- Data listing -
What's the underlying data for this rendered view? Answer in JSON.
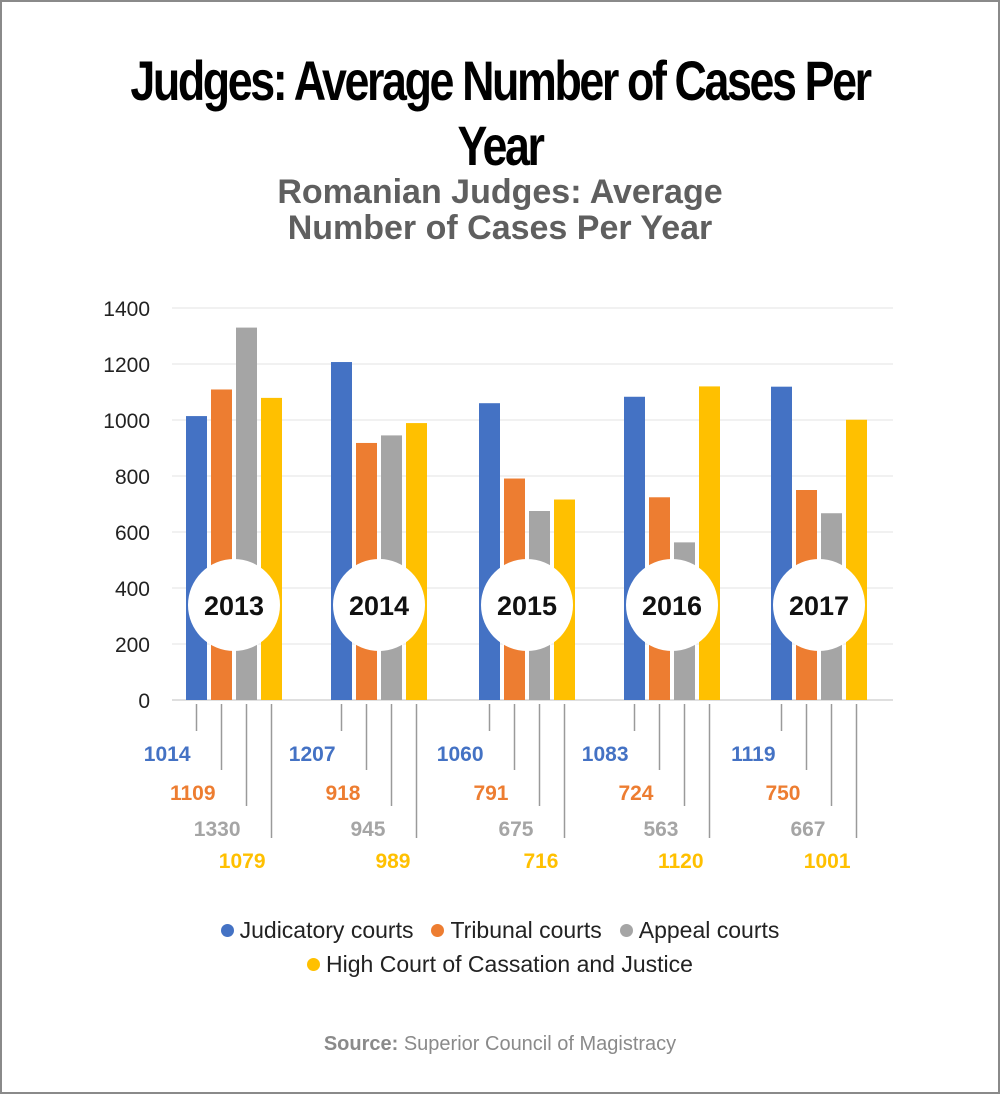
{
  "header": {
    "title": "Judges: Average Number of Cases Per Year"
  },
  "chart_data": {
    "type": "bar",
    "title_lines": [
      "Romanian Judges: Average",
      "Number of Cases Per Year"
    ],
    "categories": [
      "2013",
      "2014",
      "2015",
      "2016",
      "2017"
    ],
    "series": [
      {
        "name": "Judicatory courts",
        "color": "#4472c4",
        "values": [
          1014,
          1207,
          1060,
          1083,
          1119
        ]
      },
      {
        "name": "Tribunal courts",
        "color": "#ed7d31",
        "values": [
          1109,
          918,
          791,
          724,
          750
        ]
      },
      {
        "name": "Appeal courts",
        "color": "#a5a5a5",
        "values": [
          1330,
          945,
          675,
          563,
          667
        ]
      },
      {
        "name": "High Court of Cassation and Justice",
        "color": "#ffc000",
        "values": [
          1079,
          989,
          716,
          1120,
          1001
        ]
      }
    ],
    "yticks": [
      0,
      200,
      400,
      600,
      800,
      1000,
      1200,
      1400
    ],
    "ylim": [
      0,
      1400
    ],
    "grid": true,
    "legend_position": "bottom"
  },
  "source": {
    "label": "Source:",
    "text": "Superior Council of Magistracy"
  }
}
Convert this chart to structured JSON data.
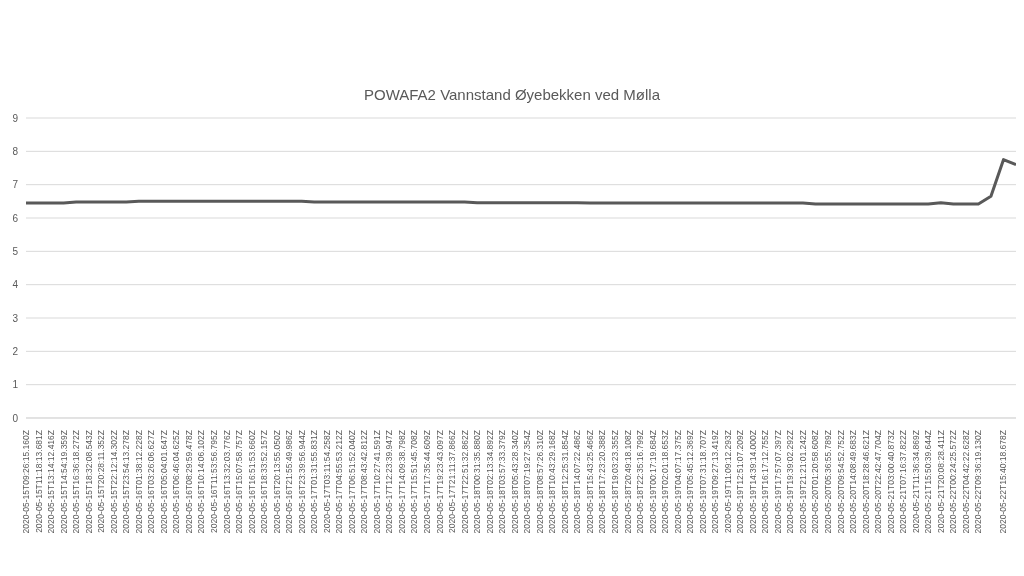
{
  "chart_data": {
    "type": "line",
    "title": "POWAFA2 Vannstand Øyebekken ved Mølla",
    "categories": [
      "2020-05-15T09:26:15.160Z",
      "2020-05-15T11:18:13.681Z",
      "2020-05-15T13:14:12.416Z",
      "2020-05-15T14:54:19.359Z",
      "2020-05-15T16:36:18.272Z",
      "2020-05-15T18:32:08.543Z",
      "2020-05-15T20:28:11.352Z",
      "2020-05-15T22:12:14.302Z",
      "2020-05-15T23:54:13.278Z",
      "2020-05-16T01:38:12.228Z",
      "2020-05-16T03:26:06.627Z",
      "2020-05-16T05:04:01.647Z",
      "2020-05-16T06:46:04.625Z",
      "2020-05-16T08:29:59.478Z",
      "2020-05-16T10:14:06.102Z",
      "2020-05-16T11:53:56.795Z",
      "2020-05-16T13:32:03.776Z",
      "2020-05-16T15:07:58.757Z",
      "2020-05-16T16:51:53.660Z",
      "2020-05-16T18:33:52.157Z",
      "2020-05-16T20:13:55.050Z",
      "2020-05-16T21:55:49.986Z",
      "2020-05-16T23:39:56.944Z",
      "2020-05-17T01:31:55.831Z",
      "2020-05-17T03:11:54.258Z",
      "2020-05-17T04:55:53.212Z",
      "2020-05-17T06:51:52.040Z",
      "2020-05-17T08:43:42.812Z",
      "2020-05-17T10:27:41.591Z",
      "2020-05-17T12:23:39.947Z",
      "2020-05-17T14:09:38.798Z",
      "2020-05-17T15:51:45.708Z",
      "2020-05-17T17:35:44.609Z",
      "2020-05-17T19:23:43.097Z",
      "2020-05-17T21:11:37.866Z",
      "2020-05-17T22:51:32.862Z",
      "2020-05-18T00:31:35.880Z",
      "2020-05-18T02:13:34.892Z",
      "2020-05-18T03:57:33.379Z",
      "2020-05-18T05:43:28.340Z",
      "2020-05-18T07:19:27.354Z",
      "2020-05-18T08:57:26.310Z",
      "2020-05-18T10:43:29.168Z",
      "2020-05-18T12:25:31.854Z",
      "2020-05-18T14:07:22.486Z",
      "2020-05-18T15:43:25.466Z",
      "2020-05-18T17:23:20.388Z",
      "2020-05-18T19:03:23.355Z",
      "2020-05-18T20:49:18.108Z",
      "2020-05-18T22:35:16.799Z",
      "2020-05-19T00:17:19.684Z",
      "2020-05-19T02:01:18.653Z",
      "2020-05-19T04:07:17.375Z",
      "2020-05-19T05:45:12.369Z",
      "2020-05-19T07:31:18.707Z",
      "2020-05-19T09:27:13.419Z",
      "2020-05-19T11:09:12.293Z",
      "2020-05-19T12:51:07.209Z",
      "2020-05-19T14:39:14.000Z",
      "2020-05-19T16:17:12.755Z",
      "2020-05-19T17:57:07.397Z",
      "2020-05-19T19:39:02.292Z",
      "2020-05-19T21:21:01.242Z",
      "2020-05-20T01:20:58.608Z",
      "2020-05-20T05:36:55.789Z",
      "2020-05-20T09:54:52.752Z",
      "2020-05-20T14:08:49.683Z",
      "2020-05-20T18:28:46.621Z",
      "2020-05-20T22:42:47.704Z",
      "2020-05-21T03:00:40.873Z",
      "2020-05-21T07:16:37.822Z",
      "2020-05-21T11:36:34.869Z",
      "2020-05-21T15:50:39.644Z",
      "2020-05-21T20:08:28.411Z",
      "2020-05-22T00:24:25.572Z",
      "2020-05-22T04:42:22.628Z",
      "2020-05-22T09:36:19.130Z",
      null,
      "2020-05-22T15:40:18.678Z",
      null
    ],
    "series": [
      {
        "color": "#595959",
        "values": [
          6.45,
          6.45,
          6.45,
          6.45,
          6.48,
          6.48,
          6.48,
          6.48,
          6.48,
          6.5,
          6.5,
          6.5,
          6.5,
          6.5,
          6.5,
          6.5,
          6.5,
          6.5,
          6.5,
          6.5,
          6.5,
          6.5,
          6.5,
          6.48,
          6.48,
          6.48,
          6.48,
          6.48,
          6.48,
          6.48,
          6.48,
          6.48,
          6.48,
          6.48,
          6.48,
          6.48,
          6.46,
          6.46,
          6.46,
          6.46,
          6.46,
          6.46,
          6.46,
          6.46,
          6.46,
          6.45,
          6.45,
          6.45,
          6.45,
          6.45,
          6.45,
          6.45,
          6.45,
          6.45,
          6.45,
          6.45,
          6.45,
          6.45,
          6.45,
          6.45,
          6.45,
          6.45,
          6.45,
          6.42,
          6.42,
          6.42,
          6.42,
          6.42,
          6.42,
          6.42,
          6.42,
          6.42,
          6.42,
          6.46,
          6.42,
          6.42,
          6.42,
          6.65,
          7.75,
          7.6
        ]
      }
    ],
    "ylim": [
      0,
      9
    ],
    "yticks": [
      0,
      1,
      2,
      3,
      4,
      5,
      6,
      7,
      8,
      9
    ],
    "grid": "y",
    "marker": "none",
    "line_style": "solid",
    "legend": false
  }
}
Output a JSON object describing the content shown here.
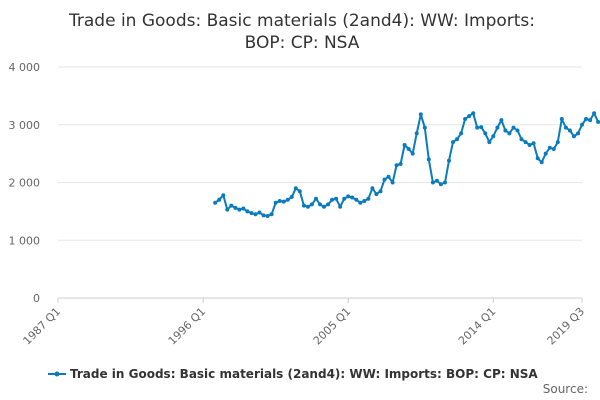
{
  "chart_data": {
    "type": "line",
    "title_lines": [
      "Trade in Goods: Basic materials (2and4): WW: Imports:",
      "BOP: CP: NSA"
    ],
    "xlabel": "",
    "ylabel": "",
    "ylim": [
      0,
      4000
    ],
    "y_ticks": [
      0,
      1000,
      2000,
      3000,
      4000
    ],
    "y_tick_labels": [
      "0",
      "1 000",
      "2 000",
      "3 000",
      "4 000"
    ],
    "x_range": [
      "1987 Q1",
      "2019 Q3"
    ],
    "x_ticks": [
      "1987 Q1",
      "1996 Q1",
      "2005 Q1",
      "2014 Q1",
      "2019 Q3"
    ],
    "grid": "horizontal",
    "legend_position": "bottom",
    "source_label": "Source:",
    "color": "#0a7bbd",
    "series": [
      {
        "name": "Trade in Goods: Basic materials (2and4): WW: Imports: BOP: CP: NSA",
        "start": "1996 Q4",
        "values": [
          1650,
          1700,
          1780,
          1530,
          1600,
          1560,
          1530,
          1550,
          1500,
          1470,
          1450,
          1480,
          1430,
          1420,
          1450,
          1650,
          1680,
          1670,
          1700,
          1750,
          1900,
          1850,
          1600,
          1580,
          1620,
          1720,
          1620,
          1580,
          1620,
          1700,
          1720,
          1580,
          1720,
          1760,
          1740,
          1700,
          1650,
          1680,
          1720,
          1900,
          1800,
          1850,
          2050,
          2100,
          2000,
          2300,
          2320,
          2650,
          2580,
          2500,
          2850,
          3180,
          2950,
          2400,
          2000,
          2030,
          1970,
          2000,
          2380,
          2700,
          2750,
          2850,
          3100,
          3150,
          3200,
          2950,
          2960,
          2850,
          2700,
          2800,
          2950,
          3080,
          2900,
          2850,
          2950,
          2900,
          2750,
          2700,
          2650,
          2680,
          2420,
          2350,
          2500,
          2600,
          2580,
          2700,
          3100,
          2950,
          2900,
          2800,
          2850,
          3000,
          3100,
          3080,
          3200,
          3050,
          3030
        ]
      }
    ]
  }
}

- What is being asked -
Gather from the records above every line containing the string "Basic".

- Task result -
      "Trade in Goods: Basic materials (2and4): WW: Imports:",
        "name": "Trade in Goods: Basic materials (2and4): WW: Imports: BOP: CP: NSA",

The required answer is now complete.